[Collection entries]
____

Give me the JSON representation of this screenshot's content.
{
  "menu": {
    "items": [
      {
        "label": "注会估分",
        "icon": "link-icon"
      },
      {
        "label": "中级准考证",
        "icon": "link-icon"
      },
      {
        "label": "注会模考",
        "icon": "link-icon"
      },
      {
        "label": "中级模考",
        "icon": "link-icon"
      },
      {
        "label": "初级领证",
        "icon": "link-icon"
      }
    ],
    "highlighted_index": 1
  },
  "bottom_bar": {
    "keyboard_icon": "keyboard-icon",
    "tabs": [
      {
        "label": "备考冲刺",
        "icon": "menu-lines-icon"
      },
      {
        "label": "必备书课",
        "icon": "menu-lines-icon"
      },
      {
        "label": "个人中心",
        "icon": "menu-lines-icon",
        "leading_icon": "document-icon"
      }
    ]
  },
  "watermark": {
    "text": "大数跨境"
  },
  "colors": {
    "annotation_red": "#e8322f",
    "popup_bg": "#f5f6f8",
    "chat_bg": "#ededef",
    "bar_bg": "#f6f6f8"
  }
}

____

### Aim of the task
Extract all of the data exactly as written.

### Result of this task
Give me the JSON representation of this screenshot's content.
{
  "menu": {
    "items": [
      {
        "label": "注会估分",
        "icon": "link-icon"
      },
      {
        "label": "中级准考证",
        "icon": "link-icon"
      },
      {
        "label": "注会模考",
        "icon": "link-icon"
      },
      {
        "label": "中级模考",
        "icon": "link-icon"
      },
      {
        "label": "初级领证",
        "icon": "link-icon"
      }
    ],
    "highlighted_index": 1
  },
  "bottom_bar": {
    "keyboard_icon": "keyboard-icon",
    "tabs": [
      {
        "label": "备考冲刺",
        "icon": "menu-lines-icon"
      },
      {
        "label": "必备书课",
        "icon": "menu-lines-icon"
      },
      {
        "label": "个人中心",
        "icon": "menu-lines-icon",
        "leading_icon": "document-icon"
      }
    ]
  },
  "watermark": {
    "text": "大数跨境"
  },
  "colors": {
    "annotation_red": "#e8322f",
    "popup_bg": "#f5f6f8",
    "chat_bg": "#ededef",
    "bar_bg": "#f6f6f8"
  }
}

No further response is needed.